▼

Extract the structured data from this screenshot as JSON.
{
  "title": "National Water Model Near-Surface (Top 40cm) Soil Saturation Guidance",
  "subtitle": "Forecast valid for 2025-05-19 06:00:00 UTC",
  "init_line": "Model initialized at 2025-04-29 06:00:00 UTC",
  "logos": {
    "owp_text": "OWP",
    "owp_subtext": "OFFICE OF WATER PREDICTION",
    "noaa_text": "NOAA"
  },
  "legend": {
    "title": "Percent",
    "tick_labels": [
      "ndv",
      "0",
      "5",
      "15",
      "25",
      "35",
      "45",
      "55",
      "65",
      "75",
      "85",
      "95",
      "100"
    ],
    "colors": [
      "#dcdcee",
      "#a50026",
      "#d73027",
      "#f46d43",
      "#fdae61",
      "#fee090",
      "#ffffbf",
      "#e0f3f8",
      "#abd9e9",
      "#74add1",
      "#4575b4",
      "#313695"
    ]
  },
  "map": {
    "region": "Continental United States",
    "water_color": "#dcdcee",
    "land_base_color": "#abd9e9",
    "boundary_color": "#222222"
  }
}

▲

Select every line in the records above that contains the word "Model".

| Solution to the problem |
  "title": "National Water Model Near-Surface (Top 40cm) Soil Saturation Guidance",
  "init_line": "Model initialized at 2025-04-29 06:00:00 UTC",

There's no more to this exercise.